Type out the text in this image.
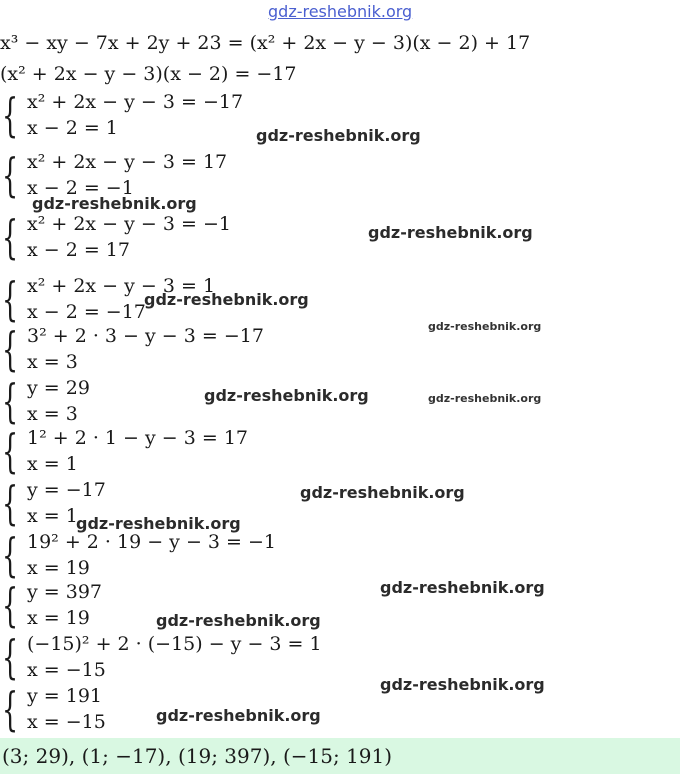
gdz-reshebnik.org
x³ − xy − 7x + 2y + 23 = (x² + 2x − y − 3)(x − 2) + 17
(x² + 2x − y − 3)(x − 2) = −17
{ x² + 2x − y − 3 = −17
x − 2 = 1
{ x² + 2x − y − 3 = 17
x − 2 = −1
{ x² + 2x − y − 3 = −1
x − 2 = 17
{ x² + 2x − y − 3 = 1
x − 2 = −17
{ 3² + 2 · 3 − y − 3 = −17
x = 3
{ y = 29
x = 3
{ 1² + 2 · 1 − y − 3 = 17
x = 1
{ y = −17
x = 1
{ 19² + 2 · 19 − y − 3 = −1
x = 19
{ y = 397
x = 19
{ (−15)² + 2 · (−15) − y − 3 = 1
x = −15
{ y = 191
x = −15
gdz-reshebnik.org
gdz-reshebnik.org
gdz-reshebnik.org
gdz-reshebnik.org
gdz-reshebnik.org
gdz-reshebnik.org	gdz-reshebnik.org
gdz-reshebnik.org
gdz-reshebnik.org
gdz-reshebnik.org
gdz-reshebnik.org
gdz-reshebnik.org
gdz-reshebnik.org
(3; 29), (1; −17), (19; 397), (−15; 191)
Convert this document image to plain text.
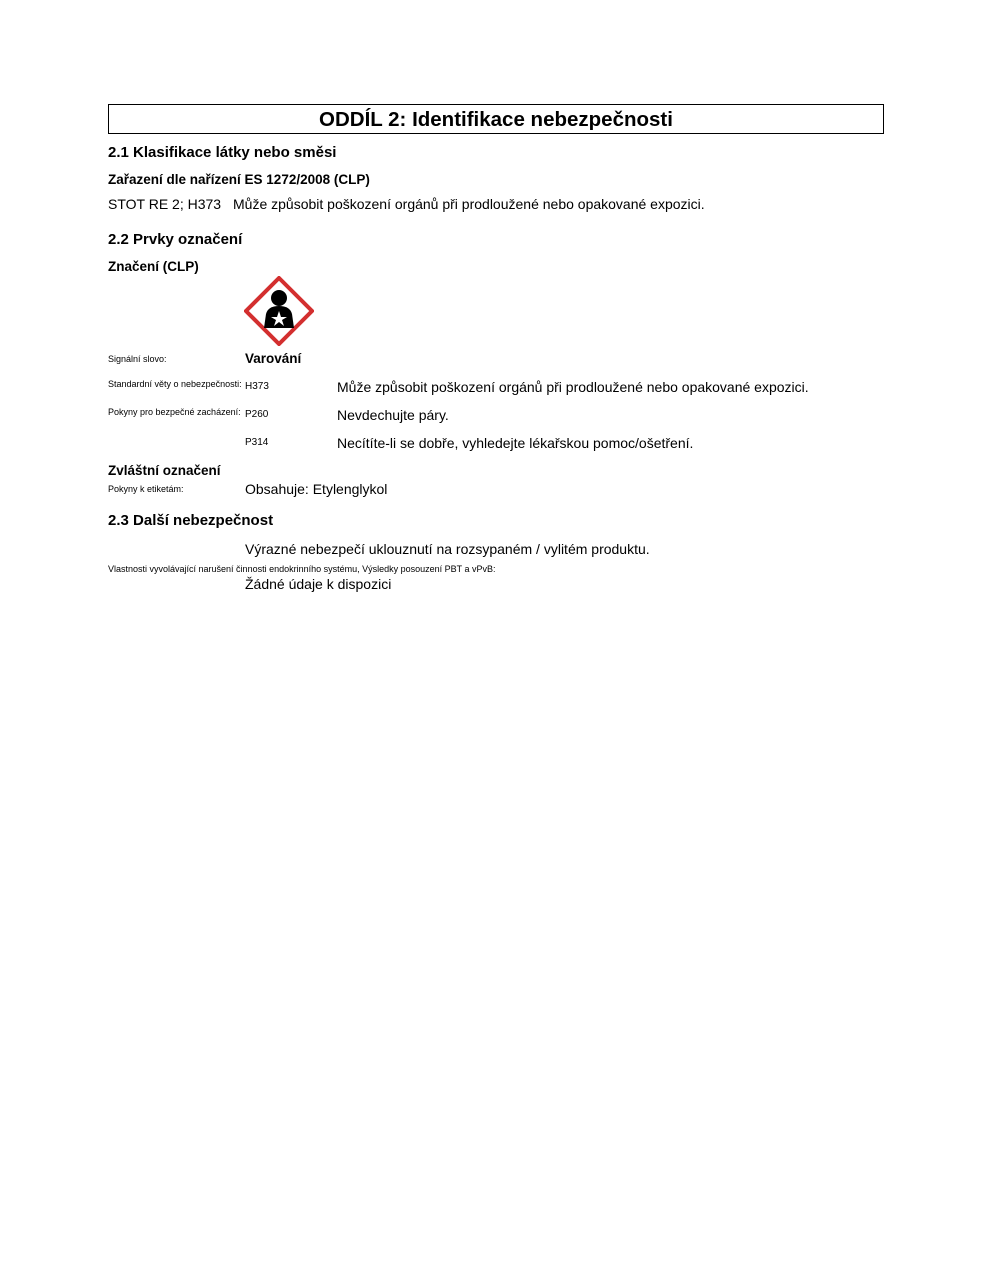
ODDÍL 2: Identifikace nebezpečnosti
2.1 Klasifikace látky nebo směsi
Zařazení dle nařízení ES 1272/2008 (CLP)
STOT RE 2; H373 Může způsobit poškození orgánů při prodloužené nebo opakované expozici.
2.2 Prvky označení
Značení (CLP)
Signální slovo:	Varování
Standardní věty o nebezpečnosti: H373	Může způsobit poškození orgánů při prodloužené nebo opakované expozici.
Pokyny pro bezpečné zacházení: P260	Nevdechujte páry.
P314	Necítíte-li se dobře, vyhledejte lékařskou pomoc/ošetření.
Zvláštní označení
Pokyny k etiketám:	Obsahuje: Etylenglykol
2.3 Další nebezpečnost
Výrazné nebezpečí uklouznutí na rozsypaném / vylitém produktu.
Vlastnosti vyvolávající narušení činnosti endokrinního systému, Výsledky posouzení PBT a vPvB:
Žádné údaje k dispozici
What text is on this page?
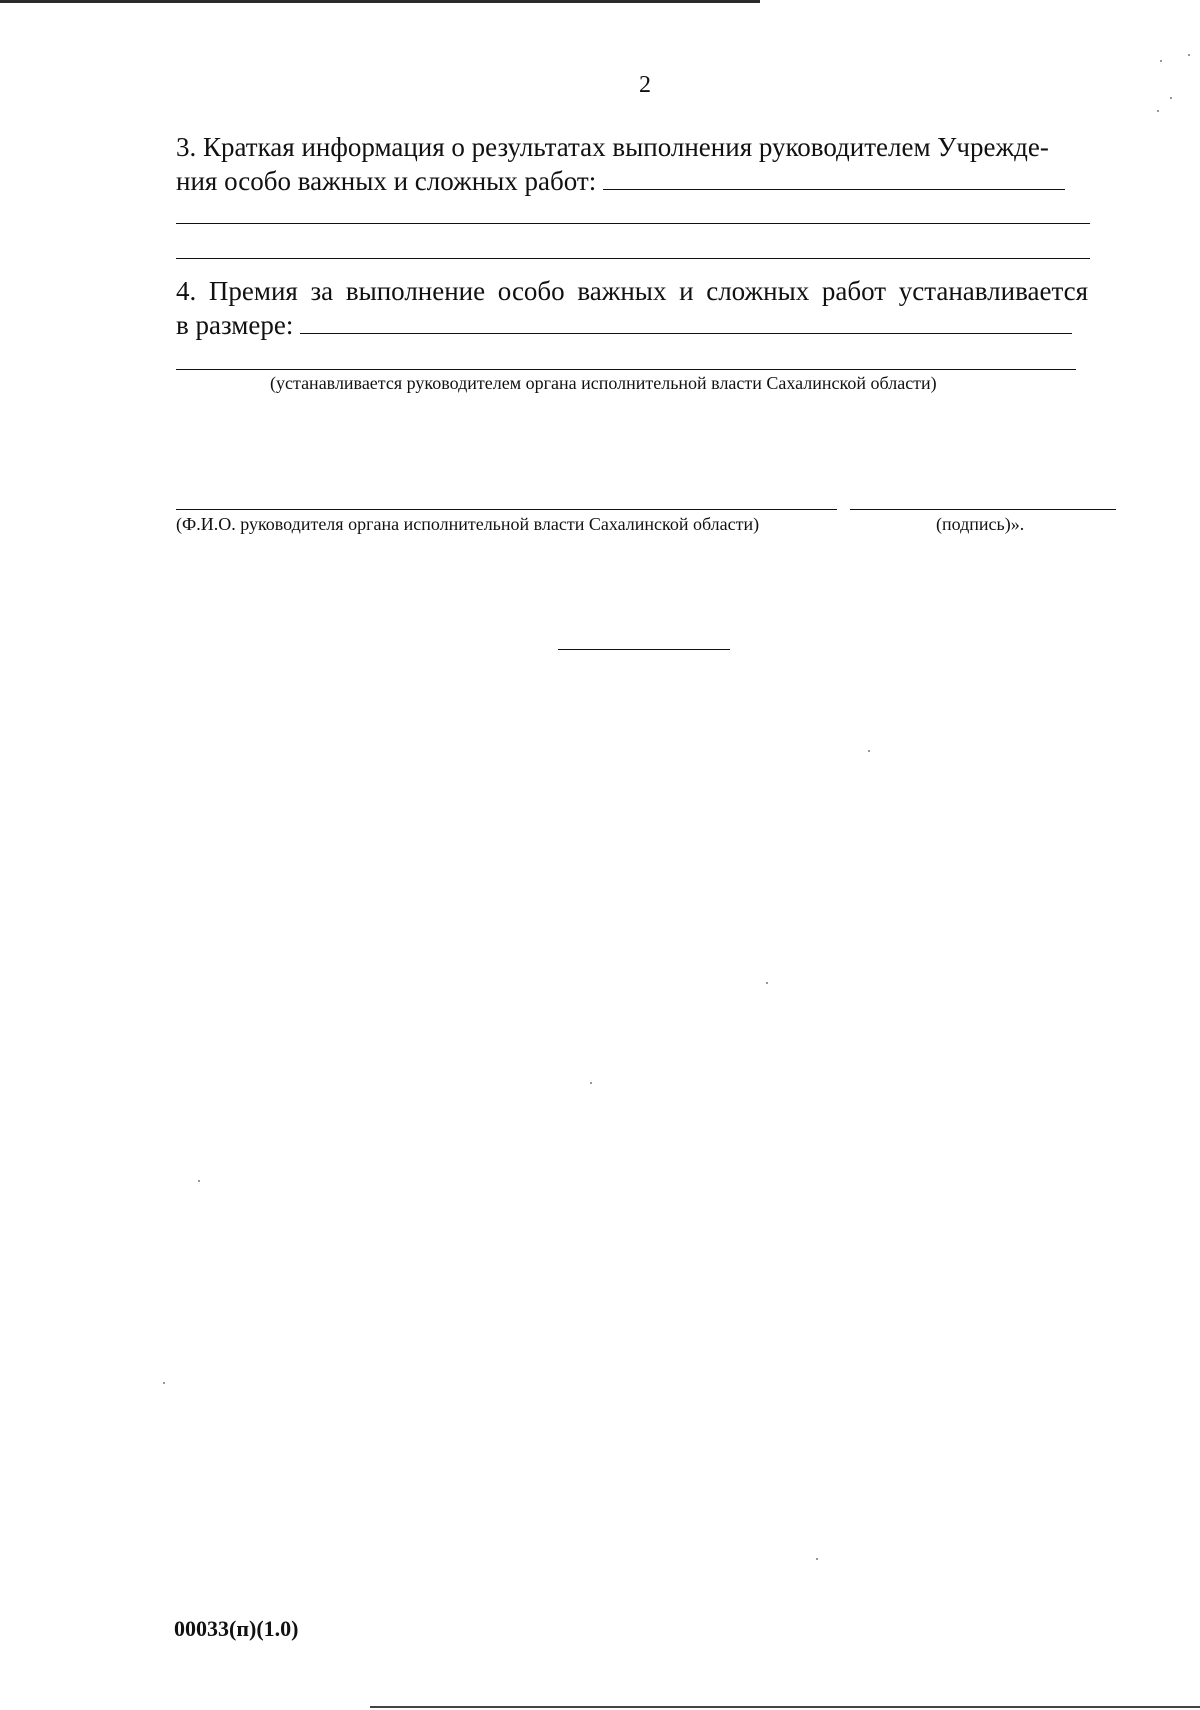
2
3. Краткая информация о результатах выполнения руководителем Учрежде-
ния особо важных и сложных работ:
4. Премия за выполнение особо важных и сложных работ устанавливается
в размере:
(устанавливается руководителем органа исполнительной власти Сахалинской области)
(Ф.И.О. руководителя органа исполнительной власти Сахалинской области)	(подпись)».
00033(п)(1.0)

*****

- **PROBLEM TO WORK ON**: Retype verbatim only the lines beginning with the line that contains "What text is on this page?" and ending with the last line of the listing above; pictures are to be excluded.

- **ANSWER**:
What text is on this page?
2
3. Краткая информация о результатах выполнения руководителем Учрежде-
ния особо важных и сложных работ:
4. Премия за выполнение особо важных и сложных работ устанавливается
в размере:
(устанавливается руководителем органа исполнительной власти Сахалинской области)
(Ф.И.О. руководителя органа исполнительной власти Сахалинской области)	(подпись)».
00033(п)(1.0)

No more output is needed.